** start **

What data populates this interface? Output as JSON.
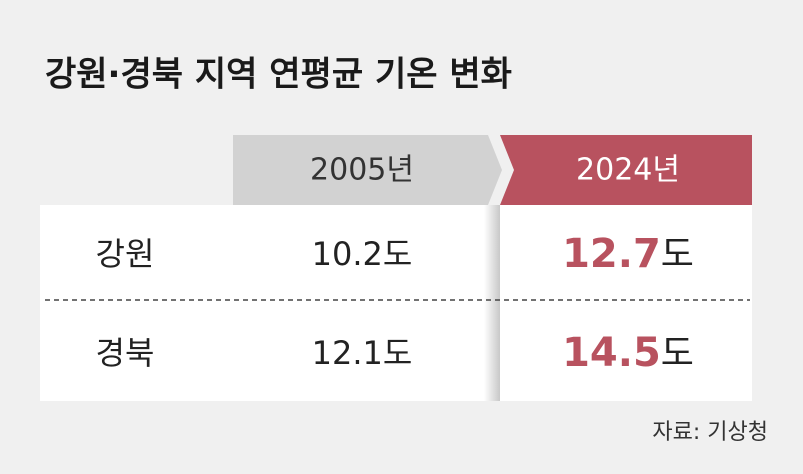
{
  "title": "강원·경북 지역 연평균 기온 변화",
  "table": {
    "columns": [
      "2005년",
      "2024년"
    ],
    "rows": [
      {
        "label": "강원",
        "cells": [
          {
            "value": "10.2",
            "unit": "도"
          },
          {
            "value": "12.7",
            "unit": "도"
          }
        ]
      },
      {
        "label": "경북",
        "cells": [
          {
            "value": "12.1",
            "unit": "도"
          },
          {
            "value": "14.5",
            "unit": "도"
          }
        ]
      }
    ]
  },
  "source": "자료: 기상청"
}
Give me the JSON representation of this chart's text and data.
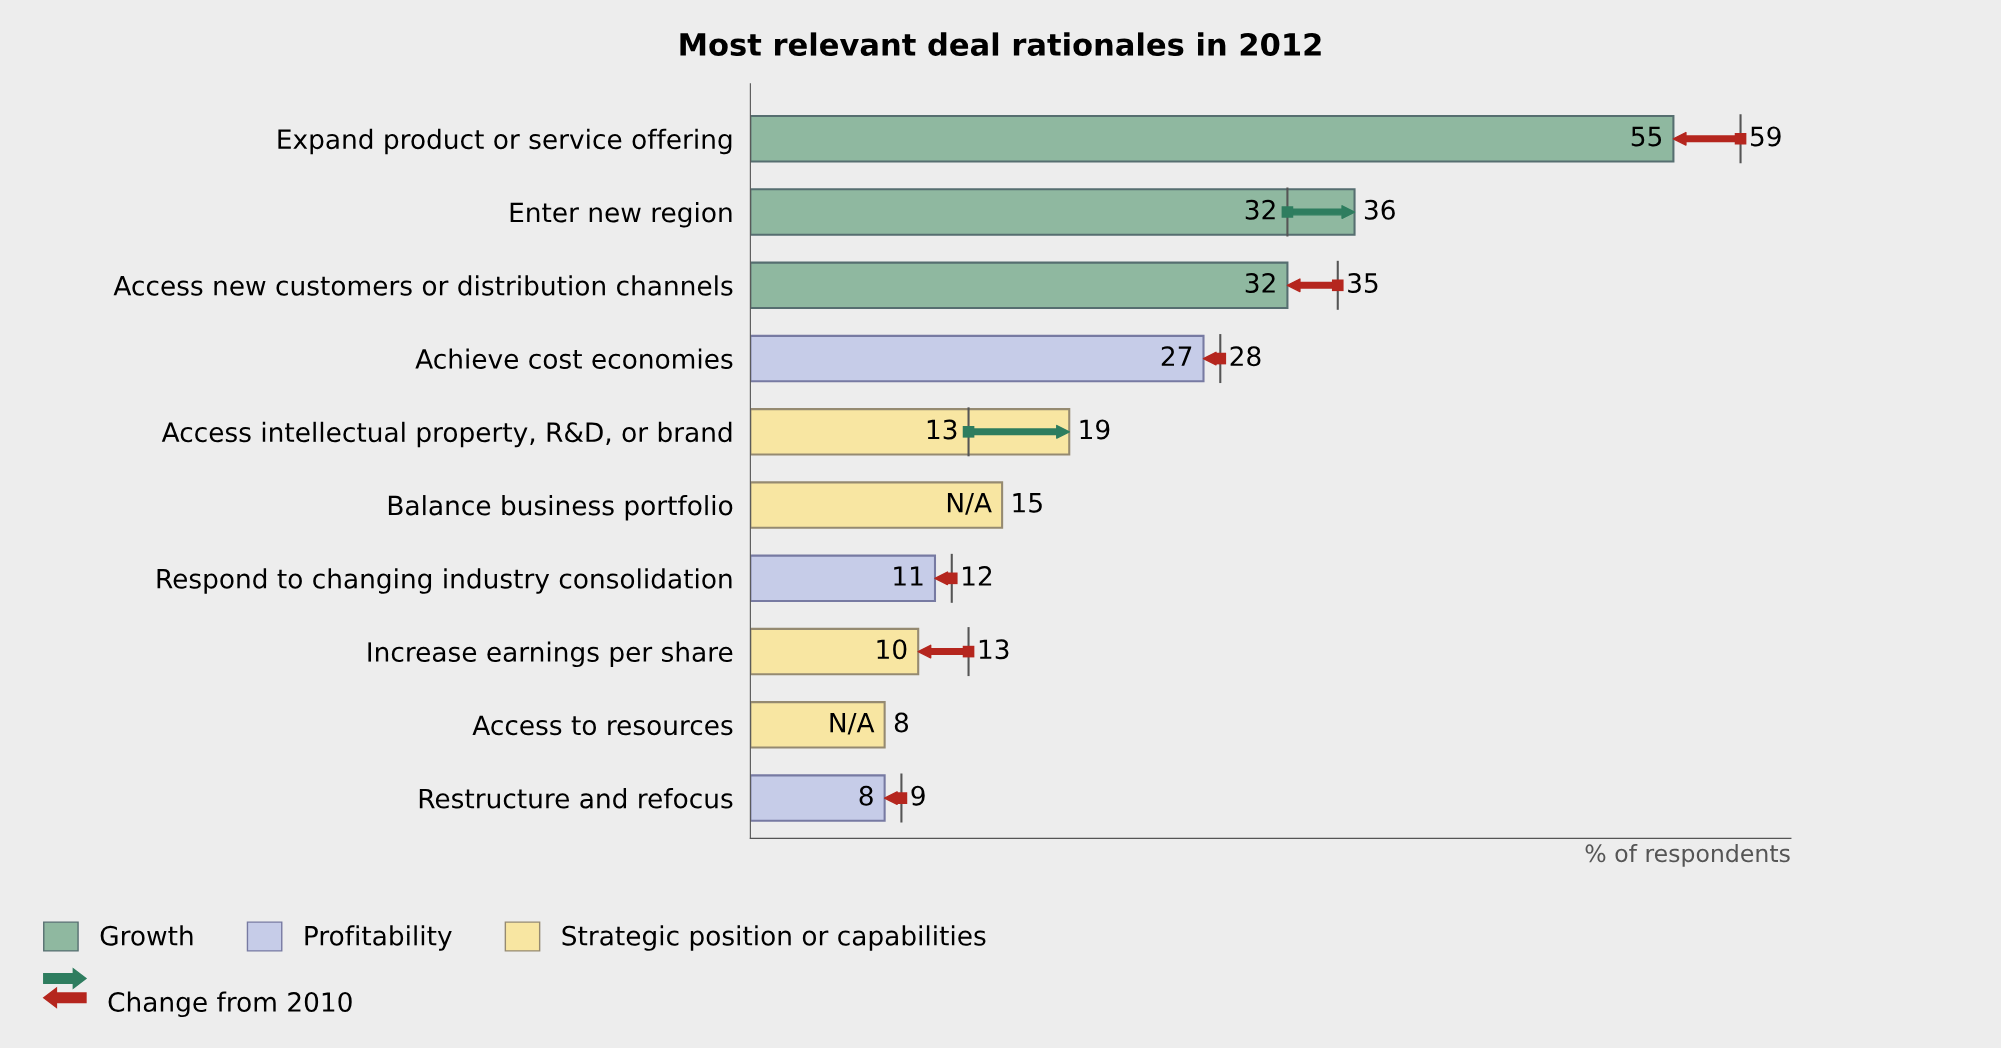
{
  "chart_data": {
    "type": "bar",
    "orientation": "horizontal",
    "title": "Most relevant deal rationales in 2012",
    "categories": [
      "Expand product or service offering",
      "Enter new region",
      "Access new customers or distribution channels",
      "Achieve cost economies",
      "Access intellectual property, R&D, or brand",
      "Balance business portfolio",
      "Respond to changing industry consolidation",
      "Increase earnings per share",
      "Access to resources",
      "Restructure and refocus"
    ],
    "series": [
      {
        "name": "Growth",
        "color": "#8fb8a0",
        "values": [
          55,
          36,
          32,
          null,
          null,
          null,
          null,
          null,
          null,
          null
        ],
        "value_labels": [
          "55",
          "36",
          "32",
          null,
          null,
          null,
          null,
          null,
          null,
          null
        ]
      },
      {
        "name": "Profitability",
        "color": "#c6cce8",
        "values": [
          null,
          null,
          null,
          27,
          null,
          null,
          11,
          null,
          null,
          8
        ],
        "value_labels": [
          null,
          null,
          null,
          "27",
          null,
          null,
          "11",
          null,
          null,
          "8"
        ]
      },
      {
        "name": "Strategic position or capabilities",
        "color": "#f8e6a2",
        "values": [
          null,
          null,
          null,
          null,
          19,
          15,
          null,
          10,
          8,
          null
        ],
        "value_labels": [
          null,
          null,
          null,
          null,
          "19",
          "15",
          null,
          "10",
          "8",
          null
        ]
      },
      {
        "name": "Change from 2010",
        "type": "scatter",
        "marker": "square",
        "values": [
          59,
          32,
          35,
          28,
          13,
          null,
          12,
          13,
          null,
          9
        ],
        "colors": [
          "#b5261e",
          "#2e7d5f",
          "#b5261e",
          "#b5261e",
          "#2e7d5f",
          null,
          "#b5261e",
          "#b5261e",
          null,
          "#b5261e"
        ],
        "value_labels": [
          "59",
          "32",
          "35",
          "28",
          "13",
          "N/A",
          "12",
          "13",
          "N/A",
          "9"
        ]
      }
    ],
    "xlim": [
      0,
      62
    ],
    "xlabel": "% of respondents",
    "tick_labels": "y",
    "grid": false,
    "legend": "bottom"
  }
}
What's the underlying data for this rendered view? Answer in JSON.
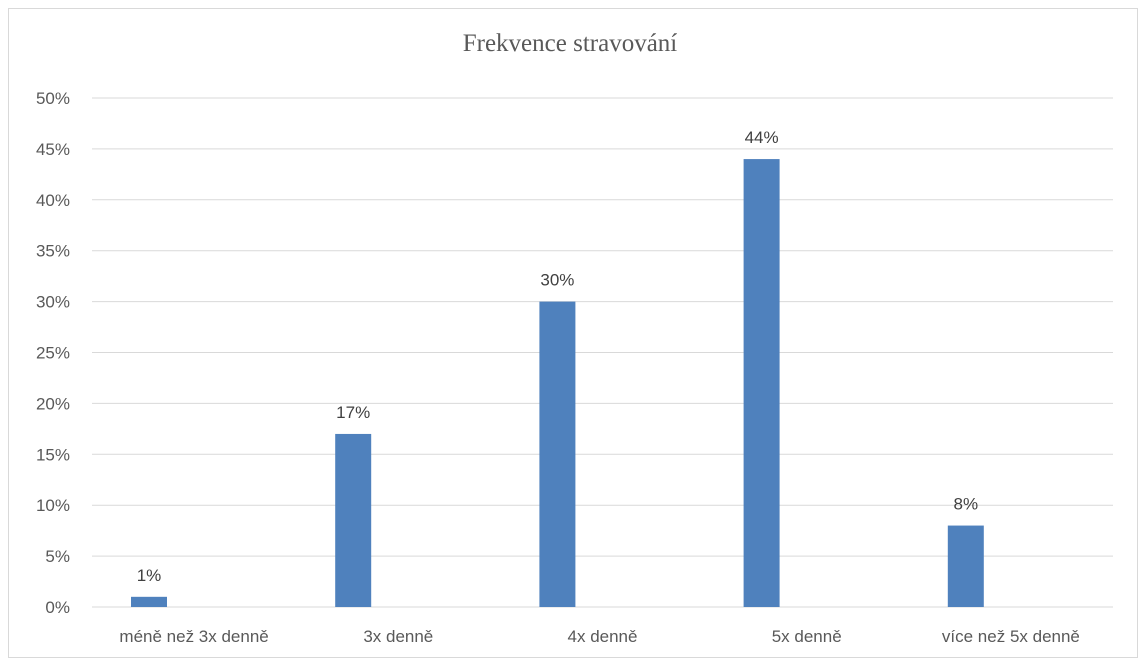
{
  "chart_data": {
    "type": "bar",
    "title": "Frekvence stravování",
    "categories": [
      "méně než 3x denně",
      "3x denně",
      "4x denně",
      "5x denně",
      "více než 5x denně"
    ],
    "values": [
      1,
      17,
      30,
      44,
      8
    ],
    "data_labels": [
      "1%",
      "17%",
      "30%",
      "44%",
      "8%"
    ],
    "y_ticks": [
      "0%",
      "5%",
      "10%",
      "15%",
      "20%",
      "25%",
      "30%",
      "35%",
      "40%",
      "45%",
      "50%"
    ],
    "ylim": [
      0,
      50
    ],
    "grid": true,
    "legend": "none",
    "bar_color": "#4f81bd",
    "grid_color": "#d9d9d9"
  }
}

** end **

### EXERCISE AIM
In the records above, find each line with the word "Access" and copy it.

### SOLUTION TO THIS TASK
      "Access new customers or distribution channels",
      "Access intellectual property, R&D, or brand",
      "Access to resources",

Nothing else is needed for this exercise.